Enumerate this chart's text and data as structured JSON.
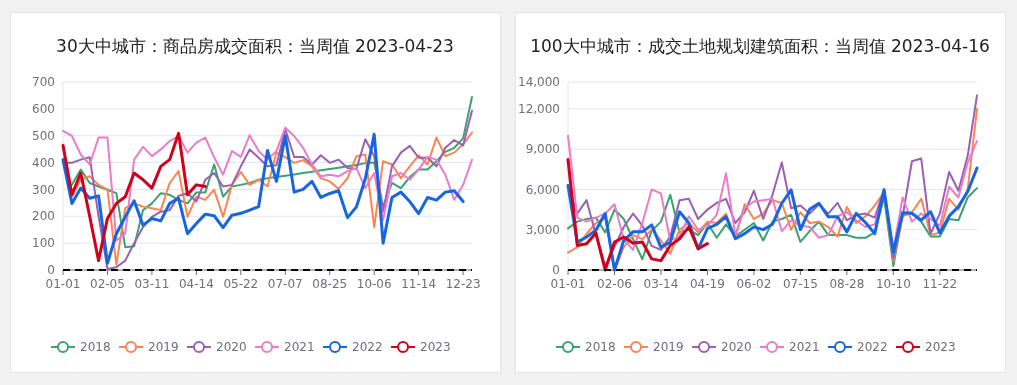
{
  "chart_data": [
    {
      "type": "line",
      "title": "30大中城市：商品房成交面积：当周值 2023-04-23",
      "categories": [
        "01-01",
        null,
        null,
        null,
        null,
        "02-05",
        null,
        null,
        null,
        null,
        "03-11",
        null,
        null,
        null,
        null,
        "04-14",
        null,
        null,
        null,
        null,
        "05-22",
        null,
        null,
        null,
        null,
        "07-07",
        null,
        null,
        null,
        null,
        "08-25",
        null,
        null,
        null,
        null,
        "10-06",
        null,
        null,
        null,
        null,
        "11-14",
        null,
        null,
        null,
        null,
        "12-23",
        null
      ],
      "ylim": [
        0,
        700
      ],
      "yticks": [
        0,
        100,
        200,
        300,
        400,
        500,
        600,
        700
      ],
      "grid": "y",
      "legend": "bottom",
      "ref_lines": [
        {
          "axis": "y",
          "value": 0,
          "color": "#000000",
          "line_style": "dashed"
        }
      ],
      "series": [
        {
          "name": "2018",
          "color": "#3ba272",
          "values": [
            null,
            317,
            374,
            324,
            311,
            299,
            286,
            85,
            88,
            223,
            248,
            286,
            280,
            261,
            248,
            289,
            289,
            393,
            273,
            311,
            317,
            324,
            336,
            342,
            346,
            351,
            356,
            361,
            366,
            371,
            376,
            381,
            386,
            391,
            398,
            400,
            236,
            324,
            305,
            346,
            374,
            374,
            405,
            440,
            455,
            490,
            644
          ]
        },
        {
          "name": "2019",
          "color": "#fc8452",
          "values": [
            null,
            273,
            336,
            349,
            317,
            300,
            20,
            230,
            248,
            236,
            230,
            223,
            324,
            368,
            198,
            273,
            261,
            299,
            198,
            317,
            365,
            317,
            336,
            311,
            437,
            420,
            399,
            409,
            386,
            342,
            330,
            302,
            342,
            424,
            430,
            160,
            405,
            393,
            342,
            386,
            427,
            393,
            493,
            424,
            437,
            468,
            512
          ]
        },
        {
          "name": "2020",
          "color": "#9a60b4",
          "values": [
            399,
            399,
            411,
            420,
            200,
            4,
            10,
            35,
            100,
            160,
            198,
            217,
            223,
            276,
            286,
            255,
            336,
            361,
            311,
            317,
            386,
            449,
            418,
            386,
            390,
            524,
            421,
            421,
            393,
            427,
            399,
            411,
            380,
            376,
            487,
            424,
            217,
            386,
            437,
            462,
            418,
            418,
            386,
            455,
            484,
            464,
            593
          ]
        },
        {
          "name": "2021",
          "color": "#ea7ccc",
          "values": [
            518,
            499,
            430,
            393,
            493,
            493,
            110,
            135,
            411,
            459,
            424,
            449,
            480,
            499,
            437,
            474,
            493,
            420,
            355,
            443,
            421,
            502,
            443,
            411,
            443,
            530,
            499,
            455,
            393,
            349,
            355,
            349,
            368,
            380,
            305,
            361,
            186,
            349,
            361,
            336,
            374,
            421,
            411,
            355,
            261,
            317,
            411
          ]
        },
        {
          "name": "2022",
          "color": "#1566e0",
          "values": [
            411,
            248,
            305,
            267,
            276,
            25,
            135,
            198,
            258,
            167,
            192,
            183,
            248,
            267,
            135,
            173,
            208,
            202,
            158,
            204,
            211,
            223,
            236,
            445,
            330,
            500,
            290,
            300,
            330,
            270,
            285,
            295,
            195,
            235,
            340,
            505,
            100,
            270,
            290,
            255,
            210,
            270,
            260,
            290,
            295,
            255,
            null
          ]
        },
        {
          "name": "2023",
          "color": "#d0021b",
          "values": [
            464,
            280,
            361,
            200,
            35,
            192,
            248,
            273,
            361,
            336,
            305,
            386,
            411,
            509,
            280,
            317,
            311,
            null,
            null,
            null,
            null,
            null,
            null,
            null,
            null,
            null,
            null,
            null,
            null,
            null,
            null,
            null,
            null,
            null,
            null,
            null,
            null,
            null,
            null,
            null,
            null,
            null,
            null,
            null,
            null,
            null,
            null
          ]
        }
      ]
    },
    {
      "type": "line",
      "title": "100大中城市：成交土地规划建筑面积：当周值 2023-04-16",
      "categories": [
        "01-01",
        null,
        null,
        null,
        null,
        "02-06",
        null,
        null,
        null,
        null,
        "03-14",
        null,
        null,
        null,
        null,
        "04-19",
        null,
        null,
        null,
        null,
        "06-02",
        null,
        null,
        null,
        null,
        "07-15",
        null,
        null,
        null,
        null,
        "08-28",
        null,
        null,
        null,
        null,
        "10-10",
        null,
        null,
        null,
        null,
        "11-22",
        null,
        null,
        null,
        null
      ],
      "ylim": [
        0,
        14000
      ],
      "yticks": [
        0,
        {
          "value": 3000,
          "label": "3,000"
        },
        {
          "value": 6000,
          "label": "6,000"
        },
        {
          "value": 9000,
          "label": "9,000"
        },
        {
          "value": 12000,
          "label": "12,000"
        },
        {
          "value": 14000,
          "label": "14,000"
        }
      ],
      "grid": "y",
      "legend": "bottom",
      "ref_lines": [
        {
          "axis": "y",
          "value": 0,
          "color": "#000000",
          "line_style": "dashed"
        }
      ],
      "series": [
        {
          "name": "2018",
          "color": "#3ba272",
          "values": [
            3100,
            3600,
            3800,
            3900,
            2800,
            4500,
            3800,
            2300,
            800,
            2900,
            3600,
            5600,
            2800,
            3000,
            2600,
            3500,
            2400,
            3400,
            2500,
            3000,
            3500,
            2200,
            3600,
            3800,
            4100,
            2100,
            2900,
            3600,
            2600,
            2600,
            2600,
            2400,
            2400,
            2800,
            5400,
            300,
            4100,
            4200,
            3600,
            2500,
            2500,
            3800,
            3700,
            5400,
            6100
          ]
        },
        {
          "name": "2019",
          "color": "#fc8452",
          "values": [
            1300,
            1700,
            2700,
            3500,
            3900,
            0,
            1700,
            2600,
            2300,
            3000,
            2200,
            1200,
            3000,
            3500,
            2800,
            3600,
            3500,
            4200,
            2400,
            4900,
            3800,
            4200,
            5200,
            5000,
            3000,
            4300,
            3500,
            3600,
            3200,
            2500,
            4700,
            3500,
            4000,
            4800,
            5800,
            700,
            4000,
            4300,
            5300,
            2600,
            2800,
            5300,
            4500,
            6000,
            12000
          ]
        },
        {
          "name": "2020",
          "color": "#9a60b4",
          "values": [
            6300,
            4200,
            5200,
            2600,
            300,
            1700,
            3200,
            4200,
            3300,
            1800,
            1500,
            2500,
            5200,
            5300,
            3800,
            4500,
            5000,
            5300,
            3500,
            4300,
            5900,
            3800,
            5600,
            8000,
            4600,
            4800,
            4200,
            4900,
            4200,
            5000,
            3700,
            4100,
            4200,
            3900,
            6000,
            900,
            4000,
            8100,
            8300,
            2700,
            4200,
            7300,
            5900,
            8500,
            13000
          ]
        },
        {
          "name": "2021",
          "color": "#ea7ccc",
          "values": [
            10000,
            3900,
            3600,
            3900,
            4200,
            4900,
            2300,
            1500,
            3500,
            6000,
            5700,
            2200,
            2500,
            4000,
            3000,
            3300,
            4100,
            7200,
            2600,
            4600,
            5100,
            5200,
            5300,
            2900,
            3700,
            3300,
            3200,
            2400,
            2600,
            4000,
            4300,
            3700,
            3200,
            3400,
            5700,
            1500,
            5400,
            3600,
            4200,
            3800,
            3300,
            6200,
            5400,
            8000,
            9600
          ]
        },
        {
          "name": "2022",
          "color": "#1566e0",
          "values": [
            6300,
            2080,
            2460,
            2960,
            4200,
            0,
            2210,
            2840,
            2840,
            3360,
            1690,
            2080,
            4340,
            3500,
            1560,
            3090,
            3400,
            3970,
            2330,
            2710,
            3210,
            3010,
            3410,
            4970,
            5970,
            3010,
            4520,
            4970,
            3960,
            3960,
            2840,
            4220,
            3540,
            2710,
            5970,
            1330,
            4270,
            4220,
            3710,
            4340,
            2760,
            4010,
            4720,
            5850,
            7600
          ]
        },
        {
          "name": "2023",
          "color": "#d0021b",
          "values": [
            8230,
            1830,
            1960,
            2760,
            0,
            2080,
            2460,
            2000,
            2080,
            830,
            700,
            1830,
            2330,
            3210,
            1580,
            1960,
            null,
            null,
            null,
            null,
            null,
            null,
            null,
            null,
            null,
            null,
            null,
            null,
            null,
            null,
            null,
            null,
            null,
            null,
            null,
            null,
            null,
            null,
            null,
            null,
            null,
            null,
            null,
            null,
            null
          ]
        }
      ]
    }
  ]
}
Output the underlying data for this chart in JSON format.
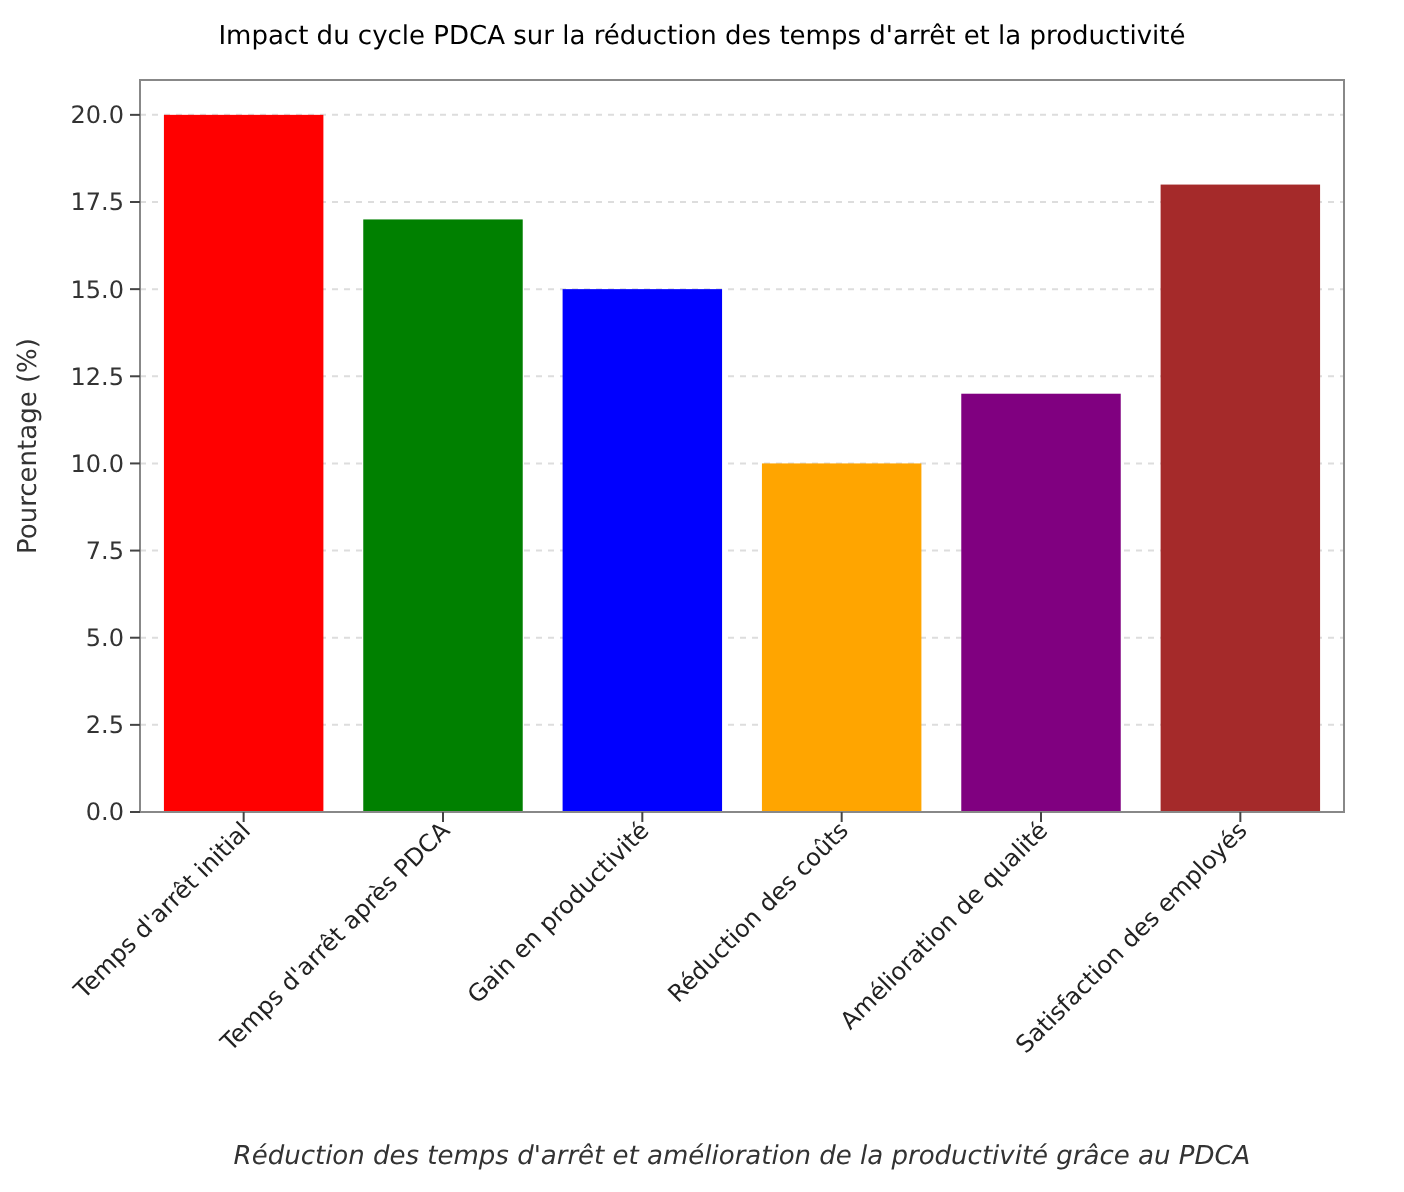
{
  "chart_data": {
    "type": "bar",
    "title": "Impact du cycle PDCA sur la réduction des temps d'arrêt et la productivité",
    "xlabel": "Réduction des temps d'arrêt et amélioration de la productivité grâce au PDCA",
    "ylabel": "Pourcentage (%)",
    "categories": [
      "Temps d'arrêt initial",
      "Temps d'arrêt après PDCA",
      "Gain en productivité",
      "Réduction des coûts",
      "Amélioration de qualité",
      "Satisfaction des employés"
    ],
    "values": [
      20,
      17,
      15,
      10,
      12,
      18
    ],
    "colors": [
      "#ff0000",
      "#008000",
      "#0000ff",
      "#ffa500",
      "#800080",
      "#a52a2a"
    ],
    "ylim": [
      0,
      21
    ],
    "yticks": [
      {
        "value": 0,
        "label": "0.0"
      },
      {
        "value": 2.5,
        "label": "2.5"
      },
      {
        "value": 5,
        "label": "5.0"
      },
      {
        "value": 7.5,
        "label": "7.5"
      },
      {
        "value": 10,
        "label": "10.0"
      },
      {
        "value": 12.5,
        "label": "12.5"
      },
      {
        "value": 15,
        "label": "15.0"
      },
      {
        "value": 17.5,
        "label": "17.5"
      },
      {
        "value": 20,
        "label": "20.0"
      }
    ],
    "grid": "y"
  }
}
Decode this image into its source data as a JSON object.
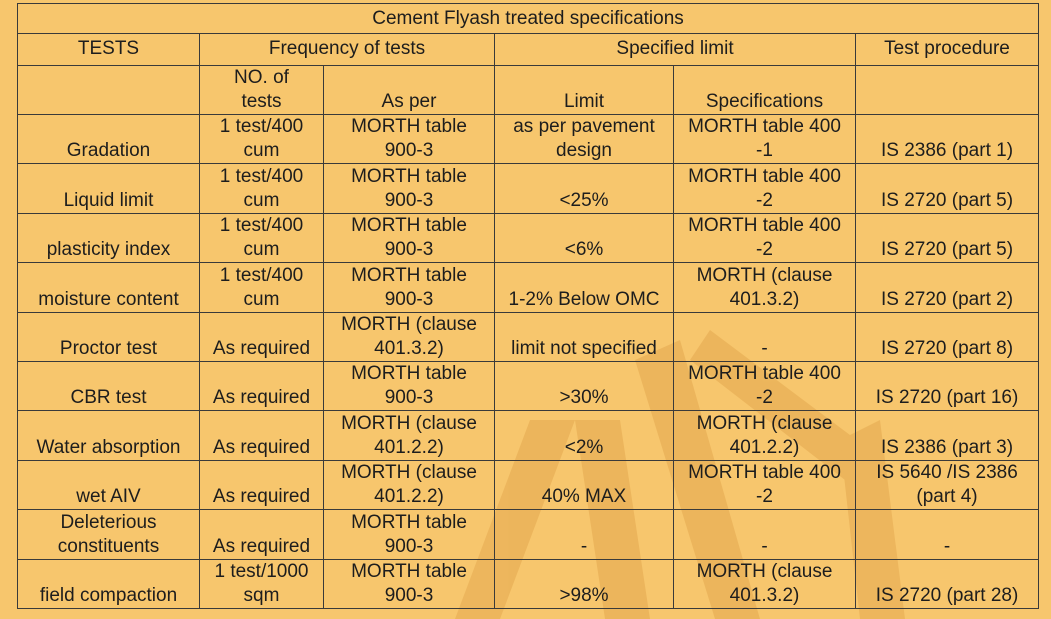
{
  "title": "Cement Flyash treated  specifications",
  "headers": {
    "tests": "TESTS",
    "frequency": "Frequency of tests",
    "specified_limit": "Specified limit",
    "test_procedure": "Test procedure"
  },
  "subheaders": {
    "no_of_tests": "NO. of\ntests",
    "as_per": "As per",
    "limit": "Limit",
    "specifications": "Specifications",
    "blank_1": "",
    "blank_2": ""
  },
  "rows": [
    {
      "test": "Gradation",
      "no_of_tests": "1 test/400\ncum",
      "as_per": "MORTH table\n900-3",
      "limit": "as per pavement\ndesign",
      "specifications": "MORTH table 400\n-1",
      "procedure": "IS 2386 (part 1)"
    },
    {
      "test": "Liquid limit",
      "no_of_tests": "1 test/400\ncum",
      "as_per": "MORTH table\n900-3",
      "limit": "<25%",
      "specifications": "MORTH table 400\n-2",
      "procedure": "IS 2720 (part 5)"
    },
    {
      "test": "plasticity index",
      "no_of_tests": "1 test/400\ncum",
      "as_per": "MORTH table\n900-3",
      "limit": "<6%",
      "specifications": "MORTH table 400\n-2",
      "procedure": "IS 2720 (part 5)"
    },
    {
      "test": "moisture content",
      "no_of_tests": "1 test/400\ncum",
      "as_per": "MORTH table\n900-3",
      "limit": "1-2% Below OMC",
      "specifications": "MORTH (clause\n401.3.2)",
      "procedure": "IS 2720 (part 2)"
    },
    {
      "test": "Proctor test",
      "no_of_tests": "As required",
      "as_per": "MORTH (clause\n401.3.2)",
      "limit": "limit not specified",
      "specifications": "-",
      "procedure": "IS 2720 (part 8)"
    },
    {
      "test": "CBR test",
      "no_of_tests": "As required",
      "as_per": "MORTH table\n900-3",
      "limit": ">30%",
      "specifications": "MORTH table 400\n-2",
      "procedure": "IS 2720 (part 16)"
    },
    {
      "test": "Water absorption",
      "no_of_tests": "As required",
      "as_per": "MORTH (clause\n401.2.2)",
      "limit": "<2%",
      "specifications": "MORTH (clause\n401.2.2)",
      "procedure": "IS 2386 (part 3)"
    },
    {
      "test": "wet AIV",
      "no_of_tests": "As required",
      "as_per": "MORTH (clause\n401.2.2)",
      "limit": "40% MAX",
      "specifications": "MORTH table 400\n-2",
      "procedure": "IS 5640 /IS 2386\n(part 4)"
    },
    {
      "test": "Deleterious\nconstituents",
      "no_of_tests": "As required",
      "as_per": "MORTH table\n900-3",
      "limit": "-",
      "specifications": "-",
      "procedure": "-"
    },
    {
      "test": "field compaction",
      "no_of_tests": "1 test/1000\nsqm",
      "as_per": "MORTH table\n900-3",
      "limit": ">98%",
      "specifications": "MORTH (clause\n401.3.2)",
      "procedure": "IS 2720 (part 28)"
    }
  ],
  "colors": {
    "background": "#f7c66d",
    "grid": "#3a3a3a",
    "text": "#1d1d1d",
    "watermark": "#e9b45a"
  }
}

#####

- [Exercise prompt] Find the word "title" in the material, then list each line that holds it.

- [Correct answer]
      "title": "30大中城市：商品房成交面积：当周值 2023-04-23",
      "title": "100大中城市：成交土地规划建筑面积：当周值 2023-04-16",
    "title": "Impact du cycle PDCA sur la réduction des temps d'arrêt et la productivité",
  "title": "Cement Flyash treated  specifications",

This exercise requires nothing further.